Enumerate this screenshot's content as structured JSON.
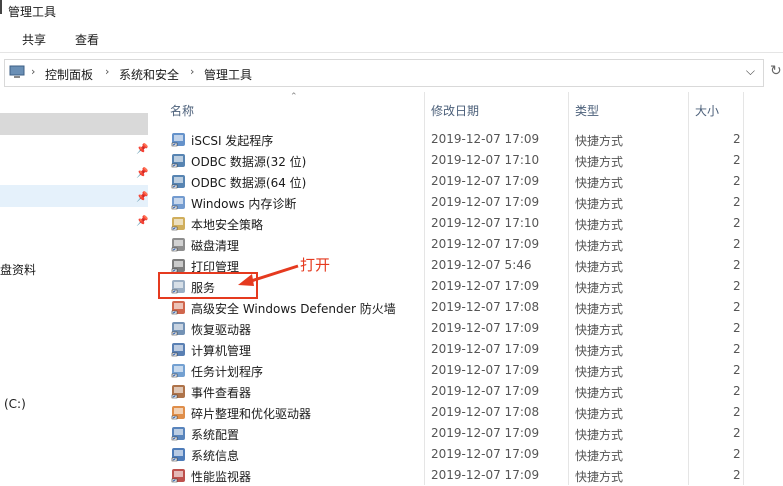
{
  "window": {
    "title": "管理工具"
  },
  "ribbon": {
    "tabs": [
      "共享",
      "查看"
    ]
  },
  "address": {
    "crumbs": [
      "控制面板",
      "系统和安全",
      "管理工具"
    ]
  },
  "nav": {
    "items": [
      {
        "label": "盘资料"
      },
      {
        "label": "(C:)"
      }
    ]
  },
  "columns": {
    "name": "名称",
    "date": "修改日期",
    "type": "类型",
    "size": "大小"
  },
  "files": [
    {
      "name": "iSCSI 发起程序",
      "date": "2019-12-07 17:09",
      "type": "快捷方式",
      "size": "2",
      "icon": "iscsi-icon"
    },
    {
      "name": "ODBC 数据源(32 位)",
      "date": "2019-12-07 17:10",
      "type": "快捷方式",
      "size": "2",
      "icon": "odbc-icon"
    },
    {
      "name": "ODBC 数据源(64 位)",
      "date": "2019-12-07 17:09",
      "type": "快捷方式",
      "size": "2",
      "icon": "odbc-icon"
    },
    {
      "name": "Windows 内存诊断",
      "date": "2019-12-07 17:09",
      "type": "快捷方式",
      "size": "2",
      "icon": "memory-icon"
    },
    {
      "name": "本地安全策略",
      "date": "2019-12-07 17:10",
      "type": "快捷方式",
      "size": "2",
      "icon": "security-policy-icon"
    },
    {
      "name": "磁盘清理",
      "date": "2019-12-07 17:09",
      "type": "快捷方式",
      "size": "2",
      "icon": "disk-cleanup-icon"
    },
    {
      "name": "打印管理",
      "date": "2019-12-07 5:46",
      "type": "快捷方式",
      "size": "2",
      "icon": "printer-icon"
    },
    {
      "name": "服务",
      "date": "2019-12-07 17:09",
      "type": "快捷方式",
      "size": "2",
      "icon": "services-icon"
    },
    {
      "name": "高级安全 Windows Defender 防火墙",
      "date": "2019-12-07 17:08",
      "type": "快捷方式",
      "size": "2",
      "icon": "firewall-icon"
    },
    {
      "name": "恢复驱动器",
      "date": "2019-12-07 17:09",
      "type": "快捷方式",
      "size": "2",
      "icon": "recovery-drive-icon"
    },
    {
      "name": "计算机管理",
      "date": "2019-12-07 17:09",
      "type": "快捷方式",
      "size": "2",
      "icon": "computer-management-icon"
    },
    {
      "name": "任务计划程序",
      "date": "2019-12-07 17:09",
      "type": "快捷方式",
      "size": "2",
      "icon": "task-scheduler-icon"
    },
    {
      "name": "事件查看器",
      "date": "2019-12-07 17:09",
      "type": "快捷方式",
      "size": "2",
      "icon": "event-viewer-icon"
    },
    {
      "name": "碎片整理和优化驱动器",
      "date": "2019-12-07 17:08",
      "type": "快捷方式",
      "size": "2",
      "icon": "defrag-icon"
    },
    {
      "name": "系统配置",
      "date": "2019-12-07 17:09",
      "type": "快捷方式",
      "size": "2",
      "icon": "system-config-icon"
    },
    {
      "name": "系统信息",
      "date": "2019-12-07 17:09",
      "type": "快捷方式",
      "size": "2",
      "icon": "system-info-icon"
    },
    {
      "name": "性能监视器",
      "date": "2019-12-07 17:09",
      "type": "快捷方式",
      "size": "2",
      "icon": "performance-monitor-icon"
    }
  ],
  "annotation": {
    "text": "打开"
  },
  "colors": {
    "accent": "#e53a1f"
  }
}
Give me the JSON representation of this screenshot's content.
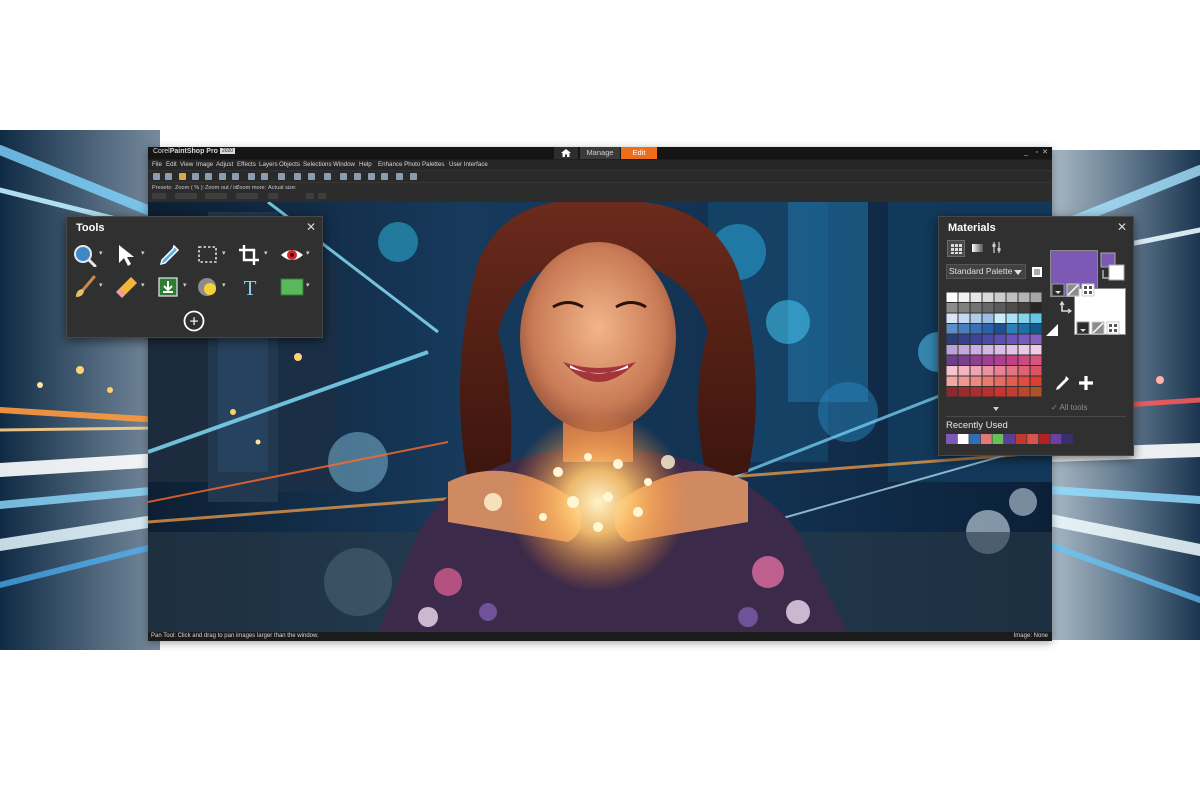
{
  "app": {
    "title_prefix": "Corel",
    "title_brand": "PaintShop Pro",
    "title_year": "2020",
    "tabs": [
      {
        "label": "Manage",
        "active": false
      },
      {
        "label": "Edit",
        "active": true
      }
    ],
    "window_controls": [
      "_",
      "▫",
      "✕"
    ]
  },
  "menu": [
    "File",
    "Edit",
    "View",
    "Image",
    "Adjust",
    "Effects",
    "Layers",
    "Objects",
    "Selections",
    "Window",
    "Help",
    "Enhance Photo",
    "Palettes",
    "User Interface"
  ],
  "options_bar": {
    "labels": [
      "Presets:",
      "Zoom ( % ):",
      "Zoom out / in:",
      "Zoom more:",
      "Actual size:"
    ]
  },
  "status": {
    "hint": "Pan Tool: Click and drag to pan images larger than the window.",
    "image_info": "Image: None"
  },
  "tools_panel": {
    "title": "Tools",
    "close_glyph": "✕",
    "tools": [
      {
        "name": "zoom-tool",
        "has_flyout": true
      },
      {
        "name": "pick-tool",
        "has_flyout": true
      },
      {
        "name": "dropper-tool",
        "has_flyout": false
      },
      {
        "name": "selection-tool",
        "has_flyout": true
      },
      {
        "name": "crop-tool",
        "has_flyout": true
      },
      {
        "name": "red-eye-tool",
        "has_flyout": true
      },
      {
        "name": "paint-brush-tool",
        "has_flyout": true
      },
      {
        "name": "eraser-tool",
        "has_flyout": true
      },
      {
        "name": "clone-tool",
        "has_flyout": true
      },
      {
        "name": "dodge-tool",
        "has_flyout": true
      },
      {
        "name": "text-tool",
        "has_flyout": false
      },
      {
        "name": "rectangle-tool",
        "has_flyout": true
      },
      {
        "name": "add-tool",
        "has_flyout": false
      }
    ],
    "text_tool_glyph": "T",
    "add_glyph": "+"
  },
  "materials_panel": {
    "title": "Materials",
    "close_glyph": "✕",
    "palette_name": "Standard Palette",
    "all_tools_label": "All tools",
    "recently_used_label": "Recently Used",
    "foreground_color": "#7b59b5",
    "background_color": "#ffffff",
    "recent_colors": [
      "#7b59b5",
      "#ffffff",
      "#2f6fb6",
      "#e07a7a",
      "#6bbf59",
      "#5a3f9a",
      "#c0392b",
      "#d9534f",
      "#b22222",
      "#6c3fa0",
      "#3a2f6e"
    ],
    "swatch_rows": [
      [
        "#ffffff",
        "#f2f2f2",
        "#e6e6e6",
        "#d9d9d9",
        "#cccccc",
        "#bfbfbf",
        "#b3b3b3",
        "#a6a6a6"
      ],
      [
        "#8c8c8c",
        "#808080",
        "#737373",
        "#666666",
        "#5a5a5a",
        "#4d4d4d",
        "#404040",
        "#262626"
      ],
      [
        "#d9e7f5",
        "#c5d9ef",
        "#b0cbe8",
        "#9bbde1",
        "#c8eef7",
        "#a9e2f2",
        "#85d4ec",
        "#63c6e6"
      ],
      [
        "#5a8fc8",
        "#4a7fbe",
        "#3a6fb4",
        "#2a5faa",
        "#1f4e91",
        "#2c7fb8",
        "#1d6fa8",
        "#125a8e"
      ],
      [
        "#2a3f7a",
        "#34408a",
        "#3e4599",
        "#4a4aa6",
        "#5a4fb0",
        "#6a54b8",
        "#7a59bf",
        "#8a5fc5"
      ],
      [
        "#b9a3d9",
        "#c2a9dc",
        "#caafdf",
        "#d4b6e2",
        "#dcbce4",
        "#e4c2e6",
        "#eac8e6",
        "#f0cde6"
      ],
      [
        "#6b3f8a",
        "#7c3f8f",
        "#8e3f92",
        "#a03f93",
        "#b23f8e",
        "#c23f86",
        "#cc4a80",
        "#d6557a"
      ],
      [
        "#f6c3cf",
        "#f3b3c0",
        "#f0a3b1",
        "#ec93a2",
        "#e88393",
        "#e47384",
        "#e06375",
        "#dc5366"
      ],
      [
        "#f2a7a0",
        "#ef9890",
        "#ec8980",
        "#e97a70",
        "#e66b60",
        "#e35c50",
        "#e04d40",
        "#dd3e30"
      ],
      [
        "#8a2a2a",
        "#9a2c2c",
        "#aa2e2e",
        "#ba3030",
        "#ca3232",
        "#c23d2f",
        "#b8482c",
        "#ae5329"
      ]
    ]
  }
}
──────────────────────────────
*Exercise description*: Exclude the images and reproduce the remaining data exactly.

*Result for this task*:
Enumerate this screenshot's content as structured JSON.
{
  "window": {
    "title": "管理工具"
  },
  "ribbon": {
    "tabs": [
      "共享",
      "查看"
    ]
  },
  "address": {
    "crumbs": [
      "控制面板",
      "系统和安全",
      "管理工具"
    ]
  },
  "nav": {
    "items": [
      {
        "label": "盘资料"
      },
      {
        "label": "(C:)"
      }
    ]
  },
  "columns": {
    "name": "名称",
    "date": "修改日期",
    "type": "类型",
    "size": "大小"
  },
  "files": [
    {
      "name": "iSCSI 发起程序",
      "date": "2019-12-07 17:09",
      "type": "快捷方式",
      "size": "2",
      "icon": "iscsi-icon"
    },
    {
      "name": "ODBC 数据源(32 位)",
      "date": "2019-12-07 17:10",
      "type": "快捷方式",
      "size": "2",
      "icon": "odbc-icon"
    },
    {
      "name": "ODBC 数据源(64 位)",
      "date": "2019-12-07 17:09",
      "type": "快捷方式",
      "size": "2",
      "icon": "odbc-icon"
    },
    {
      "name": "Windows 内存诊断",
      "date": "2019-12-07 17:09",
      "type": "快捷方式",
      "size": "2",
      "icon": "memory-icon"
    },
    {
      "name": "本地安全策略",
      "date": "2019-12-07 17:10",
      "type": "快捷方式",
      "size": "2",
      "icon": "security-policy-icon"
    },
    {
      "name": "磁盘清理",
      "date": "2019-12-07 17:09",
      "type": "快捷方式",
      "size": "2",
      "icon": "disk-cleanup-icon"
    },
    {
      "name": "打印管理",
      "date": "2019-12-07 5:46",
      "type": "快捷方式",
      "size": "2",
      "icon": "printer-icon"
    },
    {
      "name": "服务",
      "date": "2019-12-07 17:09",
      "type": "快捷方式",
      "size": "2",
      "icon": "services-icon"
    },
    {
      "name": "高级安全 Windows Defender 防火墙",
      "date": "2019-12-07 17:08",
      "type": "快捷方式",
      "size": "2",
      "icon": "firewall-icon"
    },
    {
      "name": "恢复驱动器",
      "date": "2019-12-07 17:09",
      "type": "快捷方式",
      "size": "2",
      "icon": "recovery-drive-icon"
    },
    {
      "name": "计算机管理",
      "date": "2019-12-07 17:09",
      "type": "快捷方式",
      "size": "2",
      "icon": "computer-management-icon"
    },
    {
      "name": "任务计划程序",
      "date": "2019-12-07 17:09",
      "type": "快捷方式",
      "size": "2",
      "icon": "task-scheduler-icon"
    },
    {
      "name": "事件查看器",
      "date": "2019-12-07 17:09",
      "type": "快捷方式",
      "size": "2",
      "icon": "event-viewer-icon"
    },
    {
      "name": "碎片整理和优化驱动器",
      "date": "2019-12-07 17:08",
      "type": "快捷方式",
      "size": "2",
      "icon": "defrag-icon"
    },
    {
      "name": "系统配置",
      "date": "2019-12-07 17:09",
      "type": "快捷方式",
      "size": "2",
      "icon": "system-config-icon"
    },
    {
      "name": "系统信息",
      "date": "2019-12-07 17:09",
      "type": "快捷方式",
      "size": "2",
      "icon": "system-info-icon"
    },
    {
      "name": "性能监视器",
      "date": "2019-12-07 17:09",
      "type": "快捷方式",
      "size": "2",
      "icon": "performance-monitor-icon"
    }
  ],
  "annotation": {
    "text": "打开"
  },
  "colors": {
    "accent": "#e53a1f"
  }
}
Give me the JSON representation of this screenshot's content.
{
  "app": {
    "title_prefix": "Corel",
    "title_brand": "PaintShop Pro",
    "title_year": "2020",
    "tabs": [
      {
        "label": "Manage",
        "active": false
      },
      {
        "label": "Edit",
        "active": true
      }
    ],
    "window_controls": [
      "_",
      "▫",
      "✕"
    ]
  },
  "menu": [
    "File",
    "Edit",
    "View",
    "Image",
    "Adjust",
    "Effects",
    "Layers",
    "Objects",
    "Selections",
    "Window",
    "Help",
    "Enhance Photo",
    "Palettes",
    "User Interface"
  ],
  "options_bar": {
    "labels": [
      "Presets:",
      "Zoom ( % ):",
      "Zoom out / in:",
      "Zoom more:",
      "Actual size:"
    ]
  },
  "status": {
    "hint": "Pan Tool: Click and drag to pan images larger than the window.",
    "image_info": "Image: None"
  },
  "tools_panel": {
    "title": "Tools",
    "close_glyph": "✕",
    "tools": [
      {
        "name": "zoom-tool",
        "has_flyout": true
      },
      {
        "name": "pick-tool",
        "has_flyout": true
      },
      {
        "name": "dropper-tool",
        "has_flyout": false
      },
      {
        "name": "selection-tool",
        "has_flyout": true
      },
      {
        "name": "crop-tool",
        "has_flyout": true
      },
      {
        "name": "red-eye-tool",
        "has_flyout": true
      },
      {
        "name": "paint-brush-tool",
        "has_flyout": true
      },
      {
        "name": "eraser-tool",
        "has_flyout": true
      },
      {
        "name": "clone-tool",
        "has_flyout": true
      },
      {
        "name": "dodge-tool",
        "has_flyout": true
      },
      {
        "name": "text-tool",
        "has_flyout": false
      },
      {
        "name": "rectangle-tool",
        "has_flyout": true
      },
      {
        "name": "add-tool",
        "has_flyout": false
      }
    ],
    "text_tool_glyph": "T",
    "add_glyph": "+"
  },
  "materials_panel": {
    "title": "Materials",
    "close_glyph": "✕",
    "palette_name": "Standard Palette",
    "all_tools_label": "All tools",
    "recently_used_label": "Recently Used",
    "foreground_color": "#7b59b5",
    "background_color": "#ffffff",
    "recent_colors": [
      "#7b59b5",
      "#ffffff",
      "#2f6fb6",
      "#e07a7a",
      "#6bbf59",
      "#5a3f9a",
      "#c0392b",
      "#d9534f",
      "#b22222",
      "#6c3fa0",
      "#3a2f6e"
    ],
    "swatch_rows": [
      [
        "#ffffff",
        "#f2f2f2",
        "#e6e6e6",
        "#d9d9d9",
        "#cccccc",
        "#bfbfbf",
        "#b3b3b3",
        "#a6a6a6"
      ],
      [
        "#8c8c8c",
        "#808080",
        "#737373",
        "#666666",
        "#5a5a5a",
        "#4d4d4d",
        "#404040",
        "#262626"
      ],
      [
        "#d9e7f5",
        "#c5d9ef",
        "#b0cbe8",
        "#9bbde1",
        "#c8eef7",
        "#a9e2f2",
        "#85d4ec",
        "#63c6e6"
      ],
      [
        "#5a8fc8",
        "#4a7fbe",
        "#3a6fb4",
        "#2a5faa",
        "#1f4e91",
        "#2c7fb8",
        "#1d6fa8",
        "#125a8e"
      ],
      [
        "#2a3f7a",
        "#34408a",
        "#3e4599",
        "#4a4aa6",
        "#5a4fb0",
        "#6a54b8",
        "#7a59bf",
        "#8a5fc5"
      ],
      [
        "#b9a3d9",
        "#c2a9dc",
        "#caafdf",
        "#d4b6e2",
        "#dcbce4",
        "#e4c2e6",
        "#eac8e6",
        "#f0cde6"
      ],
      [
        "#6b3f8a",
        "#7c3f8f",
        "#8e3f92",
        "#a03f93",
        "#b23f8e",
        "#c23f86",
        "#cc4a80",
        "#d6557a"
      ],
      [
        "#f6c3cf",
        "#f3b3c0",
        "#f0a3b1",
        "#ec93a2",
        "#e88393",
        "#e47384",
        "#e06375",
        "#dc5366"
      ],
      [
        "#f2a7a0",
        "#ef9890",
        "#ec8980",
        "#e97a70",
        "#e66b60",
        "#e35c50",
        "#e04d40",
        "#dd3e30"
      ],
      [
        "#8a2a2a",
        "#9a2c2c",
        "#aa2e2e",
        "#ba3030",
        "#ca3232",
        "#c23d2f",
        "#b8482c",
        "#ae5329"
      ]
    ]
  }
}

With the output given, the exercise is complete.